WHAT THE TASK ASKS:
Quote each record exactly, please, leaving none out.

## begin

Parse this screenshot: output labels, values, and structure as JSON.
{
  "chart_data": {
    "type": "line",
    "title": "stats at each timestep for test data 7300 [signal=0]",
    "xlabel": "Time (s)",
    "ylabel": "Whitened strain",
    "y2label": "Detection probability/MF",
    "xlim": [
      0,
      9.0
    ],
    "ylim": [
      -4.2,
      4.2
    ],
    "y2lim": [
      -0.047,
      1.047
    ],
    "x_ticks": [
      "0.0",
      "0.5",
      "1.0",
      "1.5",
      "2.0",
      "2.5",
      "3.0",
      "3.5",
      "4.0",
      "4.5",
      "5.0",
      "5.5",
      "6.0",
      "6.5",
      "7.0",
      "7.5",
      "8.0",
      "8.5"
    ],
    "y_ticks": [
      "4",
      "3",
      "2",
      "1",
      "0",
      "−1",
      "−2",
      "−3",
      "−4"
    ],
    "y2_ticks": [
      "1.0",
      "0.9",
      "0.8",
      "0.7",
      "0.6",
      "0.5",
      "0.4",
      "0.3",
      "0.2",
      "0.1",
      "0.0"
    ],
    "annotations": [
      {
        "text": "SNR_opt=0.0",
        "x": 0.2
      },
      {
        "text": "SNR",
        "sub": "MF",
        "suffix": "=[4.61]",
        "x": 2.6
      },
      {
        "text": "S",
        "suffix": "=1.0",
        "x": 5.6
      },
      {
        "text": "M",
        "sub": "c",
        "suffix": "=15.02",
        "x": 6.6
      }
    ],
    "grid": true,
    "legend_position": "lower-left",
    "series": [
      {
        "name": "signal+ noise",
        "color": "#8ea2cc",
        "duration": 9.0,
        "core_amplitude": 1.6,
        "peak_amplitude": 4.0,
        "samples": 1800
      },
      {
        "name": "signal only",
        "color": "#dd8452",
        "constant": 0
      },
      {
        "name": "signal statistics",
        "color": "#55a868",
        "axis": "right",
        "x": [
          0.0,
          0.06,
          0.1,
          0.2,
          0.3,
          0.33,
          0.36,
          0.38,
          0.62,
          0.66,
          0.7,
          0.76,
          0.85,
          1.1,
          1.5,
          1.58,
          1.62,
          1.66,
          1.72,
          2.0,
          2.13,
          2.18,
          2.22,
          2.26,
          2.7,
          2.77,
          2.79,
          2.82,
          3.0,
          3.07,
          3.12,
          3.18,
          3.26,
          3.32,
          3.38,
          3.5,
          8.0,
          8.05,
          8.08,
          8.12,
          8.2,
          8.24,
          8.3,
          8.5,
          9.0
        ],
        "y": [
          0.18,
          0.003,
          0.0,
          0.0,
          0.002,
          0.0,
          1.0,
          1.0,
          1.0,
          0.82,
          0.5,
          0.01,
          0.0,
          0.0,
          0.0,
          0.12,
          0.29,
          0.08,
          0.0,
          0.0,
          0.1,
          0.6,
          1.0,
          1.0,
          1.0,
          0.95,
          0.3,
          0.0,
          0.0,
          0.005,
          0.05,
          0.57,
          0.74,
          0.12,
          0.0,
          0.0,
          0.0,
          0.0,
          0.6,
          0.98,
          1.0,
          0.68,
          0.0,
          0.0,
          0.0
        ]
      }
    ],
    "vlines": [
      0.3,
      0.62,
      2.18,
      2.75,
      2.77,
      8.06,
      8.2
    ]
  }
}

## end

CORRECT ANSWER:
Parse this screenshot: output labels, values, and structure as JSON.
{
  "chart_data": {
    "type": "line",
    "title": "stats at each timestep for test data 7300 [signal=0]",
    "xlabel": "Time (s)",
    "ylabel": "Whitened strain",
    "y2label": "Detection probability/MF",
    "xlim": [
      0,
      9.0
    ],
    "ylim": [
      -4.2,
      4.2
    ],
    "y2lim": [
      -0.047,
      1.047
    ],
    "x_ticks": [
      "0.0",
      "0.5",
      "1.0",
      "1.5",
      "2.0",
      "2.5",
      "3.0",
      "3.5",
      "4.0",
      "4.5",
      "5.0",
      "5.5",
      "6.0",
      "6.5",
      "7.0",
      "7.5",
      "8.0",
      "8.5"
    ],
    "y_ticks": [
      "4",
      "3",
      "2",
      "1",
      "0",
      "−1",
      "−2",
      "−3",
      "−4"
    ],
    "y2_ticks": [
      "1.0",
      "0.9",
      "0.8",
      "0.7",
      "0.6",
      "0.5",
      "0.4",
      "0.3",
      "0.2",
      "0.1",
      "0.0"
    ],
    "annotations": [
      {
        "text": "SNR_opt=0.0",
        "x": 0.2
      },
      {
        "text": "SNR",
        "sub": "MF",
        "suffix": "=[4.61]",
        "x": 2.6
      },
      {
        "text": "S",
        "suffix": "=1.0",
        "x": 5.6
      },
      {
        "text": "M",
        "sub": "c",
        "suffix": "=15.02",
        "x": 6.6
      }
    ],
    "grid": true,
    "legend_position": "lower-left",
    "series": [
      {
        "name": "signal+ noise",
        "color": "#8ea2cc",
        "duration": 9.0,
        "core_amplitude": 1.6,
        "peak_amplitude": 4.0,
        "samples": 1800
      },
      {
        "name": "signal only",
        "color": "#dd8452",
        "constant": 0
      },
      {
        "name": "signal statistics",
        "color": "#55a868",
        "axis": "right",
        "x": [
          0.0,
          0.06,
          0.1,
          0.2,
          0.3,
          0.33,
          0.36,
          0.38,
          0.62,
          0.66,
          0.7,
          0.76,
          0.85,
          1.1,
          1.5,
          1.58,
          1.62,
          1.66,
          1.72,
          2.0,
          2.13,
          2.18,
          2.22,
          2.26,
          2.7,
          2.77,
          2.79,
          2.82,
          3.0,
          3.07,
          3.12,
          3.18,
          3.26,
          3.32,
          3.38,
          3.5,
          8.0,
          8.05,
          8.08,
          8.12,
          8.2,
          8.24,
          8.3,
          8.5,
          9.0
        ],
        "y": [
          0.18,
          0.003,
          0.0,
          0.0,
          0.002,
          0.0,
          1.0,
          1.0,
          1.0,
          0.82,
          0.5,
          0.01,
          0.0,
          0.0,
          0.0,
          0.12,
          0.29,
          0.08,
          0.0,
          0.0,
          0.1,
          0.6,
          1.0,
          1.0,
          1.0,
          0.95,
          0.3,
          0.0,
          0.0,
          0.005,
          0.05,
          0.57,
          0.74,
          0.12,
          0.0,
          0.0,
          0.0,
          0.0,
          0.6,
          0.98,
          1.0,
          0.68,
          0.0,
          0.0,
          0.0
        ]
      }
    ],
    "vlines": [
      0.3,
      0.62,
      2.18,
      2.75,
      2.77,
      8.06,
      8.2
    ]
  }
}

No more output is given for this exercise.